▸ **Task directions**
Gather each line of the records where "behalf" appears.

======== Records

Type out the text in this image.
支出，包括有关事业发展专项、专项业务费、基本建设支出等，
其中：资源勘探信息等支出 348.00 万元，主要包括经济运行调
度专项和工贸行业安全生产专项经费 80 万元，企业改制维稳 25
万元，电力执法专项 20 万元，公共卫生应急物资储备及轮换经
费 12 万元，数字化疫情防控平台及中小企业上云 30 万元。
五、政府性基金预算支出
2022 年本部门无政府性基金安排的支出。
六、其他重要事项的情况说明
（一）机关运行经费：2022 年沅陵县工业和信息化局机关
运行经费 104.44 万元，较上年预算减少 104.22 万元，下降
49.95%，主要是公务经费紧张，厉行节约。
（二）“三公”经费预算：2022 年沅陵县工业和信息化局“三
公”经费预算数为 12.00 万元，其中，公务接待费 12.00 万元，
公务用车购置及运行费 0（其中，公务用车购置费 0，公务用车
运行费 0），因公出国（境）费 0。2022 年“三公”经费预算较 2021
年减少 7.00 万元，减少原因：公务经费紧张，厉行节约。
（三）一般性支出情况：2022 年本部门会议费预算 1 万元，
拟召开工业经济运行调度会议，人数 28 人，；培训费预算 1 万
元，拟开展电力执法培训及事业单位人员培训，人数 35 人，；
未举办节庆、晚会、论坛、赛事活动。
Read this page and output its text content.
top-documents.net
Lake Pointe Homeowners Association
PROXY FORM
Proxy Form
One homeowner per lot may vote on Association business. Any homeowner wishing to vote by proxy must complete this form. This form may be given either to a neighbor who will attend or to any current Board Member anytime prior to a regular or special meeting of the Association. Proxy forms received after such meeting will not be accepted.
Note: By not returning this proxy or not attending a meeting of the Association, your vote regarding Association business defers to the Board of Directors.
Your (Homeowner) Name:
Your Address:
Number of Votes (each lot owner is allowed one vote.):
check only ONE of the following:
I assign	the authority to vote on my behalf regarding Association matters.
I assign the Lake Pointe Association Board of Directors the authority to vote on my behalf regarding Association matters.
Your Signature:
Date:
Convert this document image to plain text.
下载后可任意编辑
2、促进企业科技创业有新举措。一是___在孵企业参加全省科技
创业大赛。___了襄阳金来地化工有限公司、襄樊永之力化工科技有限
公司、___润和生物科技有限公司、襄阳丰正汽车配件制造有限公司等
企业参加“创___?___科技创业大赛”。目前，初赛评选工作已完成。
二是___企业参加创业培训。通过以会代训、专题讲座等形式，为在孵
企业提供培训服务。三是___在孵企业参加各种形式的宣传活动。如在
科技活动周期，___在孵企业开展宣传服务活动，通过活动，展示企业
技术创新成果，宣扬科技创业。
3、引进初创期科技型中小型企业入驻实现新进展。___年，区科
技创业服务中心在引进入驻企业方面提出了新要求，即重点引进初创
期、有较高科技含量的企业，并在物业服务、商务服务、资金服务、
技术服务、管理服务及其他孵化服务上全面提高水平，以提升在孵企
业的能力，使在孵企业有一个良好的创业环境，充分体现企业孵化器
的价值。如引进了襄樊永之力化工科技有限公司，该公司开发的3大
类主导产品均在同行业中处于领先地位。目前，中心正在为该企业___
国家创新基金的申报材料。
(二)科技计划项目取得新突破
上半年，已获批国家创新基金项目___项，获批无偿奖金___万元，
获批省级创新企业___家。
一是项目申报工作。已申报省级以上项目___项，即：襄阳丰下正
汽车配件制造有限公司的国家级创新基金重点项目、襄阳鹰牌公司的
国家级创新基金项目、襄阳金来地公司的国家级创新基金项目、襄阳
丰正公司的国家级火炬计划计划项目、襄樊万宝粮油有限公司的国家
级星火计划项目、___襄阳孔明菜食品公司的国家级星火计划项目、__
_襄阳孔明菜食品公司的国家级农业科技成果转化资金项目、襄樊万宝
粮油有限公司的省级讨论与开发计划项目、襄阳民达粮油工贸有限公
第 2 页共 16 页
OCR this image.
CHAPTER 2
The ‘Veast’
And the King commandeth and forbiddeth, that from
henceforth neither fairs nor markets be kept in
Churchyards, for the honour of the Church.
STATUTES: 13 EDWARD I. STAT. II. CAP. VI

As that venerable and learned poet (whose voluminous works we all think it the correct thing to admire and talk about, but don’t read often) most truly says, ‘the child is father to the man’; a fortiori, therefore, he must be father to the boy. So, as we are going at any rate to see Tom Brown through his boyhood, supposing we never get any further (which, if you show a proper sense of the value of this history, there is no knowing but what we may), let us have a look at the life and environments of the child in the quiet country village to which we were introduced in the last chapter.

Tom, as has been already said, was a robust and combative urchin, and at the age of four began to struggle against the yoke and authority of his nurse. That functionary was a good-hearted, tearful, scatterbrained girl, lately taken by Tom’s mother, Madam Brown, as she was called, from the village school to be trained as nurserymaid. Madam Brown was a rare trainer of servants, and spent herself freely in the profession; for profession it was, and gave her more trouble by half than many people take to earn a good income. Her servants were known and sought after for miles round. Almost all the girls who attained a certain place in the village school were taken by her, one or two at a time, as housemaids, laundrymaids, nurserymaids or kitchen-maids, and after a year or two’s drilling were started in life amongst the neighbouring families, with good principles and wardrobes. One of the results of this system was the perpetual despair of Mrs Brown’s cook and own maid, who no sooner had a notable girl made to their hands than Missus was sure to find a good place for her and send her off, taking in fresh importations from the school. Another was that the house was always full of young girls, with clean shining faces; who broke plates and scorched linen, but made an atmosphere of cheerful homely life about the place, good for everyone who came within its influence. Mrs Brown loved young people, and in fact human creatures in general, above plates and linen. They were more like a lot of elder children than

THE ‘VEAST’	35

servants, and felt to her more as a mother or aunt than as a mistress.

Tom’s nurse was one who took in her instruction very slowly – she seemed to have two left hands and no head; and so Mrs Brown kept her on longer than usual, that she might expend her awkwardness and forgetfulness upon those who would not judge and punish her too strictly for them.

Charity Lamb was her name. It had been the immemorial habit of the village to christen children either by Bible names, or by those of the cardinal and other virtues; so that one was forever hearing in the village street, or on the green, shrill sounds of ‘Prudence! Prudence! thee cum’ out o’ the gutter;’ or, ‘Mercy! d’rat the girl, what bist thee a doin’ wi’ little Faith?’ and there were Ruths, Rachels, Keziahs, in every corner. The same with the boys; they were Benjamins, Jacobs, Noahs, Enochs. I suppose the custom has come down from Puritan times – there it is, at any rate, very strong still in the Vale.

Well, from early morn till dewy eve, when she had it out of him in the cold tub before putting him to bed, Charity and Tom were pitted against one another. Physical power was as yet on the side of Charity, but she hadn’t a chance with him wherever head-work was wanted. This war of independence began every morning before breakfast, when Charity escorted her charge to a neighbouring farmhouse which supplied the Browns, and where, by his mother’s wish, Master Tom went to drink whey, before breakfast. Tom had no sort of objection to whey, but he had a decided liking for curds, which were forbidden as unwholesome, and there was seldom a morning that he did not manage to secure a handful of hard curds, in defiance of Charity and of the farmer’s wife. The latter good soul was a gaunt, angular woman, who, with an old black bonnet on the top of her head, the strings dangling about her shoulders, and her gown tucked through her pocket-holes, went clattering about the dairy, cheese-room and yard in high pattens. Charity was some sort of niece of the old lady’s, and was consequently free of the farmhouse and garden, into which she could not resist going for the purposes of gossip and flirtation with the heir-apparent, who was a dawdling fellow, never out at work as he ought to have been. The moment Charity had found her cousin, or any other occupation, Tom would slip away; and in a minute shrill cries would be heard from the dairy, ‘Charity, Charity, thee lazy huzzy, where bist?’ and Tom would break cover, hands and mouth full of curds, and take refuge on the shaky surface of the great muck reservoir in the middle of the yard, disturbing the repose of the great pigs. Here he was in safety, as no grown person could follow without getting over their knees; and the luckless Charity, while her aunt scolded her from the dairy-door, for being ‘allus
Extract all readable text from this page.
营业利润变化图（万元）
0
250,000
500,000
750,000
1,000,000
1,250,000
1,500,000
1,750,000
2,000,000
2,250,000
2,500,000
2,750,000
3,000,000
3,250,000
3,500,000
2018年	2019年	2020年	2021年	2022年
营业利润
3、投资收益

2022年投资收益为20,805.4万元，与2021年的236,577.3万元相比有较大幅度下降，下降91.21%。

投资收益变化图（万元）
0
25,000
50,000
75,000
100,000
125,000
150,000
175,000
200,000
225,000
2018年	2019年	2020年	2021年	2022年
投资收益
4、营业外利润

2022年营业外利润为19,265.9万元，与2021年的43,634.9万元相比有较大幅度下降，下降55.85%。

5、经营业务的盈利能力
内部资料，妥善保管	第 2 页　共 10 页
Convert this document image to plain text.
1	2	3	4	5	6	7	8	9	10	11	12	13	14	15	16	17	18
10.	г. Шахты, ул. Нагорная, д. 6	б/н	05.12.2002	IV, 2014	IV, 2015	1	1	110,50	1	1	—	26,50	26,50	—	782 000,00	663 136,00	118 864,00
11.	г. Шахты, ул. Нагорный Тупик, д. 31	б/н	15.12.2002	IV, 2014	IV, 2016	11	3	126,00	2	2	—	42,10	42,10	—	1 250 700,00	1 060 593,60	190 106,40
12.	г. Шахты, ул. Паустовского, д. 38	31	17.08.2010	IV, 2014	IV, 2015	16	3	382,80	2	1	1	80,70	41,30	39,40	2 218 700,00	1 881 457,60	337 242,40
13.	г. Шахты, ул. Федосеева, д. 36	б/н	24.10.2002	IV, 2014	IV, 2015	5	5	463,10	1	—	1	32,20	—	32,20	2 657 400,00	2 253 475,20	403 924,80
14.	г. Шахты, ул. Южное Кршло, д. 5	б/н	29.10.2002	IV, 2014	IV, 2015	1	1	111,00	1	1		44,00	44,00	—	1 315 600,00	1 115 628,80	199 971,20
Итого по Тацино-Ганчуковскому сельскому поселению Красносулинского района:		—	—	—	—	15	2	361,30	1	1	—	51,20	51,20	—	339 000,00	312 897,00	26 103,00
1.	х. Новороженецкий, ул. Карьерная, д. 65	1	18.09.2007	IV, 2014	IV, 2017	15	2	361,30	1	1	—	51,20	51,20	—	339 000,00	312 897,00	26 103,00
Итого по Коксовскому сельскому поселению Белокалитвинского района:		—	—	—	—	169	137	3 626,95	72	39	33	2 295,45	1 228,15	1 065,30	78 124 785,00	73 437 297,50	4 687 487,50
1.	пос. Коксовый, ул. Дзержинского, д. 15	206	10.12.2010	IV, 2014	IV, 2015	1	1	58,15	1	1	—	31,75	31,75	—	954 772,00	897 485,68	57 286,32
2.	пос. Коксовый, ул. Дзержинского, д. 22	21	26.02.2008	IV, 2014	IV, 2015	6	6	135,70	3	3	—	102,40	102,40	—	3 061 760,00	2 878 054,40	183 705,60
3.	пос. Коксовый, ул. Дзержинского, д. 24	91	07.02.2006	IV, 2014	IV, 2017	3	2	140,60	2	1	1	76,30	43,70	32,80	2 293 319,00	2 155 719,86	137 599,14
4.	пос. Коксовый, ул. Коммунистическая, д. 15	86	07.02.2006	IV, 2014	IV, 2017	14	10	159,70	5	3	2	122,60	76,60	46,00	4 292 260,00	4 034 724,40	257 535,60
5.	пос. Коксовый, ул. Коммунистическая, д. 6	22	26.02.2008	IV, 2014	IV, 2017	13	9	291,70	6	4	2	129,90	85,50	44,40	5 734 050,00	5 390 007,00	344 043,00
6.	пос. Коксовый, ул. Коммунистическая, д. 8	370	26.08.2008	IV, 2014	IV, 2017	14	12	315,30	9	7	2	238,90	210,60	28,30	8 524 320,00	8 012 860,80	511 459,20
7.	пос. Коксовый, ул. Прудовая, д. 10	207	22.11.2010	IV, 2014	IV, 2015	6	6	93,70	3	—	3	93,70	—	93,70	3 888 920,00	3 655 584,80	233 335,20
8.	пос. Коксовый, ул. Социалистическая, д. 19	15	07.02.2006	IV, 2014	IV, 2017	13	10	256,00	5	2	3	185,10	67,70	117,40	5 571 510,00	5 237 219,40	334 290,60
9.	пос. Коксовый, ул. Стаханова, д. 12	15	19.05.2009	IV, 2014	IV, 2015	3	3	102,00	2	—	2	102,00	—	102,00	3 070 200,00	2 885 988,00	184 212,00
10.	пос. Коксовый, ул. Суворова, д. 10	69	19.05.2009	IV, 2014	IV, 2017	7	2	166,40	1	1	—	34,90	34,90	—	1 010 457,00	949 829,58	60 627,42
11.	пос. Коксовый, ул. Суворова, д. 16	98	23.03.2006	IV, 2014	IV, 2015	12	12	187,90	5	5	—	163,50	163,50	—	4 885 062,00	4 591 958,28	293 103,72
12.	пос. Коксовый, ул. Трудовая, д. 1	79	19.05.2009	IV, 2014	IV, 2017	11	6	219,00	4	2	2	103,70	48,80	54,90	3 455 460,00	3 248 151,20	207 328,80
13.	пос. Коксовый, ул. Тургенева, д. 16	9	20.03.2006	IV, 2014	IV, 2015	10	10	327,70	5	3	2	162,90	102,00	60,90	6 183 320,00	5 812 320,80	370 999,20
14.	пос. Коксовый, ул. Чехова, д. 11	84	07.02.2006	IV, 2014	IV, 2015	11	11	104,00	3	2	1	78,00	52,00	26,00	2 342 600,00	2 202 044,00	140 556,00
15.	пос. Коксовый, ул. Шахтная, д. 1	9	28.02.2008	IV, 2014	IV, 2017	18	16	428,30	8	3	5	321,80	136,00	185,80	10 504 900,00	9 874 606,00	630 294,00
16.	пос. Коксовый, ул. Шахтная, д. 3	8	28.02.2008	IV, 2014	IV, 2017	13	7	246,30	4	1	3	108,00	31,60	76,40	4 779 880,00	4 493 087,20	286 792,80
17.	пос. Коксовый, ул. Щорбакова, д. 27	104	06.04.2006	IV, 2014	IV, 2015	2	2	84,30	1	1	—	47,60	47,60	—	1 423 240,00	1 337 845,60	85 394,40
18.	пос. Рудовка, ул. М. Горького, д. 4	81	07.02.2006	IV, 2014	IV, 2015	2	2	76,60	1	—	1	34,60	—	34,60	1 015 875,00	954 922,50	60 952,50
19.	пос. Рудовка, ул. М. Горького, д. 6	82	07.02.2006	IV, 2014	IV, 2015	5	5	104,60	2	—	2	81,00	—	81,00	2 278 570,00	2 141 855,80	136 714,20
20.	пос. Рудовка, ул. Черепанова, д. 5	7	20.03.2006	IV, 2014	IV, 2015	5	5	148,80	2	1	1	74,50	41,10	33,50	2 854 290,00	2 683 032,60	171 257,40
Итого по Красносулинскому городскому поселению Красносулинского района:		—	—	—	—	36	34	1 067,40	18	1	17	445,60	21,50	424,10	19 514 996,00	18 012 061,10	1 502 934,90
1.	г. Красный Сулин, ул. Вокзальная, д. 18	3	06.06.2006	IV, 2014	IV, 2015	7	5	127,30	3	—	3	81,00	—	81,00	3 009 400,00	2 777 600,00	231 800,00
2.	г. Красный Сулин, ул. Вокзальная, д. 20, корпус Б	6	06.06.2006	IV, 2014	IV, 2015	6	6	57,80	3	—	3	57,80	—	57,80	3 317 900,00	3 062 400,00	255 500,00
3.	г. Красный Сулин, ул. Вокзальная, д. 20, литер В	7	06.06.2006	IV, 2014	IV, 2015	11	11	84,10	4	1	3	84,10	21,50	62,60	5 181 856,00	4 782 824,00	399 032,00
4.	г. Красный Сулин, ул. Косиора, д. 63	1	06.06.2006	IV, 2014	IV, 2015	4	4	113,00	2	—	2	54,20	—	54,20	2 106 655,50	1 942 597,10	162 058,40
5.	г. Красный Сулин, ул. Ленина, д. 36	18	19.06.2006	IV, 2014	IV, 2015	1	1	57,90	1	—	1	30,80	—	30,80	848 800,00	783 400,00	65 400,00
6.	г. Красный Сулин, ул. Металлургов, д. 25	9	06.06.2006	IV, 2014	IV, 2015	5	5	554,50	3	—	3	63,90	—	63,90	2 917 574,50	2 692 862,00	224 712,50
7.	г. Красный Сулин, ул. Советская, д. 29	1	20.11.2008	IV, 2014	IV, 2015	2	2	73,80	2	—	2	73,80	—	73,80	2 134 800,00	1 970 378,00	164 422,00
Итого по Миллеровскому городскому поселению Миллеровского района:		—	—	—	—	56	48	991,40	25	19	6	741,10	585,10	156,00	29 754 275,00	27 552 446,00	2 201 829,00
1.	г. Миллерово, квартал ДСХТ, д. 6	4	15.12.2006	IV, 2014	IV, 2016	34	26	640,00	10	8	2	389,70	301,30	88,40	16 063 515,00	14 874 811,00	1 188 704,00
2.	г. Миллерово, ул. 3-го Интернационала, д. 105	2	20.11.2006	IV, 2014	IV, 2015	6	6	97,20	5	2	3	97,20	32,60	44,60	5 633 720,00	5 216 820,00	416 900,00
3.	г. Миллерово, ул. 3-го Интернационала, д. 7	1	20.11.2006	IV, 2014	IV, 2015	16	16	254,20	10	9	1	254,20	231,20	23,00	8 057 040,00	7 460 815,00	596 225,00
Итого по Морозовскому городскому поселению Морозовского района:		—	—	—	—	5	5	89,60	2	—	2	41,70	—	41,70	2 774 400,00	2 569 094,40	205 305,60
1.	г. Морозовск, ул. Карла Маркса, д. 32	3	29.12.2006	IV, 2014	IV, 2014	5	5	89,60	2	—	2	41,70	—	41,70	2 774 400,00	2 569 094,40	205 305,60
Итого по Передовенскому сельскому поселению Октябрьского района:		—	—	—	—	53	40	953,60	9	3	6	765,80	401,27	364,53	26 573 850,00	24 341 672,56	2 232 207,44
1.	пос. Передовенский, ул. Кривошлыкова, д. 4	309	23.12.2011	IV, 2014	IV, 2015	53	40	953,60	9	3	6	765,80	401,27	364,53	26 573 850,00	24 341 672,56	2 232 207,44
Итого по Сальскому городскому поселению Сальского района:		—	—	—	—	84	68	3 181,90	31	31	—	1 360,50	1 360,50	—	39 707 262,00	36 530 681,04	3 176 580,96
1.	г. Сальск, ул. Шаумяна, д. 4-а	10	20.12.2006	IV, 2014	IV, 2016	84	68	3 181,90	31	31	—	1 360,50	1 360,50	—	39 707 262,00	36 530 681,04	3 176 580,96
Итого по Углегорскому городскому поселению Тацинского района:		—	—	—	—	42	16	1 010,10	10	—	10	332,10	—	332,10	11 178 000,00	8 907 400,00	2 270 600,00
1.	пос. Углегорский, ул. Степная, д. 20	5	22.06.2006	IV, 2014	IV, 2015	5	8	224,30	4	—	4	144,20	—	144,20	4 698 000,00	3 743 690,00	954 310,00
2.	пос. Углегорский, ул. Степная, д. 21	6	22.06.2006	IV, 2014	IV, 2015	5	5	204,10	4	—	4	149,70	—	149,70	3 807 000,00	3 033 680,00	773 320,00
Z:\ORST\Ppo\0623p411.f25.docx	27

================

▸ **Task result**
I assign	the authority to vote on my behalf regarding Association matters.
I assign the Lake Pointe Association Board of Directors the authority to vote on my behalf regarding Association matters.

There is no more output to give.